LISTING
● ● ●

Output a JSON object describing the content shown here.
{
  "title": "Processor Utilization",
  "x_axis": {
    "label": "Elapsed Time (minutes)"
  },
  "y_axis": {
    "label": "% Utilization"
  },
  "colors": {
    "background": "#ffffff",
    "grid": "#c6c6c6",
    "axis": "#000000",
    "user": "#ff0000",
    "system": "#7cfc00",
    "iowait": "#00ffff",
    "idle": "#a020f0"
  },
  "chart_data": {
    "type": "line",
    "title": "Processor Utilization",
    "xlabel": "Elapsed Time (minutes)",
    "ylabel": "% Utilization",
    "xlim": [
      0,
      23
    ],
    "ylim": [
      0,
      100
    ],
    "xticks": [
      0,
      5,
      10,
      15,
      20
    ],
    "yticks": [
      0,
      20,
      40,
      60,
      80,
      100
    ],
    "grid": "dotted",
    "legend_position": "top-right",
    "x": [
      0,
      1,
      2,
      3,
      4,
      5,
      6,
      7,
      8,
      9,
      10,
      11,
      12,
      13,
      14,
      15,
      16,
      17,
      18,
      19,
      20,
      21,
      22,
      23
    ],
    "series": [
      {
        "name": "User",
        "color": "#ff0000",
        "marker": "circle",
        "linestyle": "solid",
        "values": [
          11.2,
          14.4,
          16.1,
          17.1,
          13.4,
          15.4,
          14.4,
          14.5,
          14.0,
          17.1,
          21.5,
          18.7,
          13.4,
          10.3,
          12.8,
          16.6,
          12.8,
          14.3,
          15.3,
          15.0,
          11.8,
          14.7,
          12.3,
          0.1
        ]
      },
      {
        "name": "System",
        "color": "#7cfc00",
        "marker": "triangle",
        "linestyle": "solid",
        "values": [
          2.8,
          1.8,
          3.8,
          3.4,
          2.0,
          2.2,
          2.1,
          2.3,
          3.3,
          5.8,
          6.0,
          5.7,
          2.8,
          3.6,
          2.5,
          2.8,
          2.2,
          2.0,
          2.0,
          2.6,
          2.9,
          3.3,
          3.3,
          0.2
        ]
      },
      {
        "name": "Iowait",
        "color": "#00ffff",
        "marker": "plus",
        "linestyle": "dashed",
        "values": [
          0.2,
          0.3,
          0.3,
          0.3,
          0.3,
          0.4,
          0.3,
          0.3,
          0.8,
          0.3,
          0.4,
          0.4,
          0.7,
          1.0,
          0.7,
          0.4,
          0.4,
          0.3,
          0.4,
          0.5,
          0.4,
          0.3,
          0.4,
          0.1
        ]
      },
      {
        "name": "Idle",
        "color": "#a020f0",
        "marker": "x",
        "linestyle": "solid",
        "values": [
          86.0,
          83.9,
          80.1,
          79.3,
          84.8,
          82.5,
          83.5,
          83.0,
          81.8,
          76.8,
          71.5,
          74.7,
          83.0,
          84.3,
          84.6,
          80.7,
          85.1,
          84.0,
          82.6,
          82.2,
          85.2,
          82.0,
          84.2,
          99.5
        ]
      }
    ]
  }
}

● ● ●

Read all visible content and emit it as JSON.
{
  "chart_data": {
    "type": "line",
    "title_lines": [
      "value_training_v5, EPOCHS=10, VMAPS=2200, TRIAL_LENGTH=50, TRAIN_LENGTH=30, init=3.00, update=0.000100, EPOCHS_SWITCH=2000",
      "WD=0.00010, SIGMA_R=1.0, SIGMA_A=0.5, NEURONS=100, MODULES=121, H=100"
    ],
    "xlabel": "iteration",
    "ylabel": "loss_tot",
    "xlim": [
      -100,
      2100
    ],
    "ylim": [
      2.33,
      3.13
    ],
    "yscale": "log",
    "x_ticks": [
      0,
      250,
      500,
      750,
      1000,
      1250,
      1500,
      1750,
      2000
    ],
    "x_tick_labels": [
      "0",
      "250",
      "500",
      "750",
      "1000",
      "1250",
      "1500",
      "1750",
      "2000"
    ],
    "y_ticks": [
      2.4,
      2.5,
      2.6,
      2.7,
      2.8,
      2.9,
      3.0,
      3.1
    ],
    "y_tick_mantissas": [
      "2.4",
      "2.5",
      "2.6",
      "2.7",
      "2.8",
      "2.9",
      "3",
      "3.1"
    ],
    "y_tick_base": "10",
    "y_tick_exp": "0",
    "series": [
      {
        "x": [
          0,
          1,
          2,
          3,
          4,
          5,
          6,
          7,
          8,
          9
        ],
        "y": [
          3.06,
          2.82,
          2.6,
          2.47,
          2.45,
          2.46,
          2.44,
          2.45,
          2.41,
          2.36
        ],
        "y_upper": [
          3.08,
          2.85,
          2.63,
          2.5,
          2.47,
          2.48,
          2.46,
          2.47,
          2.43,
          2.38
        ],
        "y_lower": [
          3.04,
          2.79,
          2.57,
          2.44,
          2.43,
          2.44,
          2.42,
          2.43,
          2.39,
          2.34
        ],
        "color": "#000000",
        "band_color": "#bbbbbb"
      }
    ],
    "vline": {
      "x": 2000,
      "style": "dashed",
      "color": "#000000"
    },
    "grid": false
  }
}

● ● ●

TO DO
Identify all lines in the records above with the word "ylabel".

OUTPUT FOR THIS TASK
    "ylabel": "% Utilization",
    "ylabel": "loss_tot",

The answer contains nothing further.